**Exercise objective**
Go through each line of the records below and count those with the word "Nieve"; give only the total.

**The data**
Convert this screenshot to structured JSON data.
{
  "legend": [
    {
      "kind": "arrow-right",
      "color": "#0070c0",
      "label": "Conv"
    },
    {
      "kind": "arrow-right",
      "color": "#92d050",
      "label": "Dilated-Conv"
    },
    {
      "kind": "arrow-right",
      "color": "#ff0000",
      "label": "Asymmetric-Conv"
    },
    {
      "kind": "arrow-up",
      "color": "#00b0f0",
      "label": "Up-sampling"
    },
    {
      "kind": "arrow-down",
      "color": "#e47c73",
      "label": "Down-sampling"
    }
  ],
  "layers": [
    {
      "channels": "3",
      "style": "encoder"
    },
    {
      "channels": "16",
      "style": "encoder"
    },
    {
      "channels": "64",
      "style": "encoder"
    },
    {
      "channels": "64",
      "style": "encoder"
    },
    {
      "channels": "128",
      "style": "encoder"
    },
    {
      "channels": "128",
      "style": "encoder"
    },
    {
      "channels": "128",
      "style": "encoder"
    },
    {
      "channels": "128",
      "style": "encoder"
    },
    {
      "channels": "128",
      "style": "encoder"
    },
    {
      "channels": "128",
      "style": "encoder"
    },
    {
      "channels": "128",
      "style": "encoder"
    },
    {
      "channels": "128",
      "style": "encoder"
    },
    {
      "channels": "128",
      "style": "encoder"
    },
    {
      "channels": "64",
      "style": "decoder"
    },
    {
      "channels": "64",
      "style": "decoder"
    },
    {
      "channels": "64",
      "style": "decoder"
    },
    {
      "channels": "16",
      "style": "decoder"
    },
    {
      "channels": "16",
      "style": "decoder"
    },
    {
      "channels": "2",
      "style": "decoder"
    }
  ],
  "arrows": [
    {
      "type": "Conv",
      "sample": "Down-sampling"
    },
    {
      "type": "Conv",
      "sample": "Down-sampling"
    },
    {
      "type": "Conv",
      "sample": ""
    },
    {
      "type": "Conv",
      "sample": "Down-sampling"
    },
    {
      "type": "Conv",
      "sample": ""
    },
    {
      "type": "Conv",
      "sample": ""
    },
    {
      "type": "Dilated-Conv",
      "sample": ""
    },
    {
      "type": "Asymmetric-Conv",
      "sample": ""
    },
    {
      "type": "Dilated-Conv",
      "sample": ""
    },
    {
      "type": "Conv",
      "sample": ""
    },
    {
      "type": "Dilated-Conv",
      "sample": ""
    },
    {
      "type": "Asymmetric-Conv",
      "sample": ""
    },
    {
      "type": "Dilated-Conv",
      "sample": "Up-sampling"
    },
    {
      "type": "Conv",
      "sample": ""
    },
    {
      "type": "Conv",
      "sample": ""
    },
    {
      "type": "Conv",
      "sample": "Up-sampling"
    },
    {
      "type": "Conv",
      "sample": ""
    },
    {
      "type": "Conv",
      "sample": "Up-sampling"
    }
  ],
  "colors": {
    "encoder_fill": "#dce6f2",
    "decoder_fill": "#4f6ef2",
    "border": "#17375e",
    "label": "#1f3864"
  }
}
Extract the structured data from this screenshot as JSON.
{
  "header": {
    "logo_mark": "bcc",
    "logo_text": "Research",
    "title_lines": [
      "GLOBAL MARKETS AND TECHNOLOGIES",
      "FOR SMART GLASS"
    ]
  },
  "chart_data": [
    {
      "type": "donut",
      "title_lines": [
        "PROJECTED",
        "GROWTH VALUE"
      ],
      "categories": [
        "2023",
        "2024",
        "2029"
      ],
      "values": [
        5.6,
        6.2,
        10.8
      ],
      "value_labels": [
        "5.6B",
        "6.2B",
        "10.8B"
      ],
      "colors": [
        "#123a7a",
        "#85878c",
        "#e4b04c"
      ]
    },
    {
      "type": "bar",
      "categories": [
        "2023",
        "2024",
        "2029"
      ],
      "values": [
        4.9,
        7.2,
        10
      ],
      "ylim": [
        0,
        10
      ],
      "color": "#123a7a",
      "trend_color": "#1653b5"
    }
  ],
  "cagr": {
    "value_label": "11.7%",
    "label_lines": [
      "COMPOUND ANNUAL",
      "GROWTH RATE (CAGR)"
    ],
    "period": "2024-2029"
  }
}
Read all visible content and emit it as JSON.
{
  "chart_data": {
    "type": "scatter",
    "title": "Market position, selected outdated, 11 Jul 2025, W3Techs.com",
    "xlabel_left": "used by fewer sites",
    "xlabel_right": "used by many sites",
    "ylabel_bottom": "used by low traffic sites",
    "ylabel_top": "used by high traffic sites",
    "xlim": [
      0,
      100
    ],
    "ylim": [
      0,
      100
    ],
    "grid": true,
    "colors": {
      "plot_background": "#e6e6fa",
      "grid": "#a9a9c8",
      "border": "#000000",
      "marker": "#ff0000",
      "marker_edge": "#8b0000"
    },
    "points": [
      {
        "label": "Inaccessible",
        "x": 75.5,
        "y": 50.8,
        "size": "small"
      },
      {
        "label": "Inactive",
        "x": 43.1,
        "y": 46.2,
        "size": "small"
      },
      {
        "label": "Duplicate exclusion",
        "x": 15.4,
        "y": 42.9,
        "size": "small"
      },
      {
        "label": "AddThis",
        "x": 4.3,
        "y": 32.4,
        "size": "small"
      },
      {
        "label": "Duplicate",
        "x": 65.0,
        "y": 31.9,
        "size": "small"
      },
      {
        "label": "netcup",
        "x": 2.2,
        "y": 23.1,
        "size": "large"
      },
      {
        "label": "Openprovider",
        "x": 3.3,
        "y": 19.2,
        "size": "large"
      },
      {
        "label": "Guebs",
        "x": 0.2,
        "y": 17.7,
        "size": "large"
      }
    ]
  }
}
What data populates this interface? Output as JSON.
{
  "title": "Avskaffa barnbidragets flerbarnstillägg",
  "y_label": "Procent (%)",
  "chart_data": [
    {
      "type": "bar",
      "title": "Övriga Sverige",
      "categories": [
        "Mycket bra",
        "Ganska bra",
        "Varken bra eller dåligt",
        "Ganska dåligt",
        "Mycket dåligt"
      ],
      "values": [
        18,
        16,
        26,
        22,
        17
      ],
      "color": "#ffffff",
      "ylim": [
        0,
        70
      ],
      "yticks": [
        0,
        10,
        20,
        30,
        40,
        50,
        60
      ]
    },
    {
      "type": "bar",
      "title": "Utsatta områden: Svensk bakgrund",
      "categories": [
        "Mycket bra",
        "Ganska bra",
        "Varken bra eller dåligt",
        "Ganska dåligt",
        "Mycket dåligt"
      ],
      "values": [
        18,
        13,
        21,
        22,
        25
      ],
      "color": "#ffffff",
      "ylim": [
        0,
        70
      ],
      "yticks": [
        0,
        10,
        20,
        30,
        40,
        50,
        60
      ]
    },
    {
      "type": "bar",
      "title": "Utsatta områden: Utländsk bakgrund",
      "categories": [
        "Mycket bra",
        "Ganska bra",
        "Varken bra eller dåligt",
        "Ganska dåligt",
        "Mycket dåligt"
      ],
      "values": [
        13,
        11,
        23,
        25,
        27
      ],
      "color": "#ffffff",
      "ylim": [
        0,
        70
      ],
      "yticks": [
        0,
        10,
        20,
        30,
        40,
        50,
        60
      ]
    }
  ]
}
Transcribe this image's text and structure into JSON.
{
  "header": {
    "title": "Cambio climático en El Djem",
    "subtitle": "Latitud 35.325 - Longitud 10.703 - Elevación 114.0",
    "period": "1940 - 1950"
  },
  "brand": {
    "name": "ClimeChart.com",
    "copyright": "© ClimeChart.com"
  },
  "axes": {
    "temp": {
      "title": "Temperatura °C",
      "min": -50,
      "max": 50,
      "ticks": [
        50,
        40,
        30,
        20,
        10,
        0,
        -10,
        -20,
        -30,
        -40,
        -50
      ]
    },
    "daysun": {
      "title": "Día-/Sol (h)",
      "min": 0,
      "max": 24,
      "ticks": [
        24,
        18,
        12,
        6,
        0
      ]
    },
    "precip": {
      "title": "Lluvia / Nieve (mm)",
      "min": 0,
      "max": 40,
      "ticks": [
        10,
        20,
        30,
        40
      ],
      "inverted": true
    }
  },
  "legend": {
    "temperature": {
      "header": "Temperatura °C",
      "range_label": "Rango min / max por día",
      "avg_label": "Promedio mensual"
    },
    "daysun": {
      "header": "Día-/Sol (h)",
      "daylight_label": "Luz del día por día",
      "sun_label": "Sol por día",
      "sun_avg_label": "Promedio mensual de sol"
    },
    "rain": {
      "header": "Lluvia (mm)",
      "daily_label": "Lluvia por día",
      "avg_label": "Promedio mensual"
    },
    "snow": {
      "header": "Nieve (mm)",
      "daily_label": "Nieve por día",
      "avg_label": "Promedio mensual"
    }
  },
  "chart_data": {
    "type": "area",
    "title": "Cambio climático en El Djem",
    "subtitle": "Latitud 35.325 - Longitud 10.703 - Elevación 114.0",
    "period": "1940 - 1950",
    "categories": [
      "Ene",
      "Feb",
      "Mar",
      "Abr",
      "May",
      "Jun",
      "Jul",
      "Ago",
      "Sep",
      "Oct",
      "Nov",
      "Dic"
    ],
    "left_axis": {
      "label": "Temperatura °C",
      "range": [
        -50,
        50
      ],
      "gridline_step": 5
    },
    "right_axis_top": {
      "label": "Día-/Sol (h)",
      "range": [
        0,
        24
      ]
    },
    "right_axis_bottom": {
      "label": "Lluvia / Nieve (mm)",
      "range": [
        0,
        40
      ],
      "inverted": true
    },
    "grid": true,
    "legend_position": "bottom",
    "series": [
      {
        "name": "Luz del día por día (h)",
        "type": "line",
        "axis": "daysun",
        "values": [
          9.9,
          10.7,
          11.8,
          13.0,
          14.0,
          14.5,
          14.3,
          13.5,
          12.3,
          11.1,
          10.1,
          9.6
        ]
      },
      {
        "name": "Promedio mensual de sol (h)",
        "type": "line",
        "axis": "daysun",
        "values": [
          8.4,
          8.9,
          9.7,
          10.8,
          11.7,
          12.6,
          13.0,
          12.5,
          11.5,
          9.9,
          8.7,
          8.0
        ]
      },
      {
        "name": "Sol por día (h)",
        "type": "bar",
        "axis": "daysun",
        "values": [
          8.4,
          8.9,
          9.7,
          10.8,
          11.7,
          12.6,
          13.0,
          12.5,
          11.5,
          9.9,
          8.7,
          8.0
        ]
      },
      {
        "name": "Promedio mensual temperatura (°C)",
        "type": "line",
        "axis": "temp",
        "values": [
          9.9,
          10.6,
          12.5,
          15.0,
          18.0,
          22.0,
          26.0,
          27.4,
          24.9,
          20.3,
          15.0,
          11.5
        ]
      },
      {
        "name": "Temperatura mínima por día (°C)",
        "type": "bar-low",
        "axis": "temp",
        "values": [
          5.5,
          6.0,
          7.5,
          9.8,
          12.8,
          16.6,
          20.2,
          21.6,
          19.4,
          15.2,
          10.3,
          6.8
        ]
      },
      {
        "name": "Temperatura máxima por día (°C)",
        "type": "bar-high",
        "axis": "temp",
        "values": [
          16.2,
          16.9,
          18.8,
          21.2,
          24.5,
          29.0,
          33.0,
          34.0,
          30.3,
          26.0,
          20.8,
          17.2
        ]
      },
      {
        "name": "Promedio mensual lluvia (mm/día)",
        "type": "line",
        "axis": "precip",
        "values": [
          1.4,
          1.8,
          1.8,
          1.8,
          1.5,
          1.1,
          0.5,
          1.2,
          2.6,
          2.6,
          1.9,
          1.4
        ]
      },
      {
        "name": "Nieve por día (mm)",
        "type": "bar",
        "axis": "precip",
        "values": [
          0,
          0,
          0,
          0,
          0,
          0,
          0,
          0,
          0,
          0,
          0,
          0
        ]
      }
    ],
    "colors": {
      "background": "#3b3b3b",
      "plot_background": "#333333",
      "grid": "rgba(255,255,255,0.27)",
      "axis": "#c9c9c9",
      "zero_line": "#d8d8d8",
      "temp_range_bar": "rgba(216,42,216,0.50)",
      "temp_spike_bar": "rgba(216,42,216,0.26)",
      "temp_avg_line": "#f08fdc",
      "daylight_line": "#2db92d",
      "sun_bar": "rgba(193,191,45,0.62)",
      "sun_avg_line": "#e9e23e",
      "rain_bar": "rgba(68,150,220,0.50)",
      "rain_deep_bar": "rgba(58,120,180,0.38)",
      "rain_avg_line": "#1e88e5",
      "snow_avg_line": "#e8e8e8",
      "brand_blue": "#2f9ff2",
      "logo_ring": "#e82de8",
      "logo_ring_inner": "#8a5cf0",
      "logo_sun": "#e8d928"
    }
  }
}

**Exercise answer**
5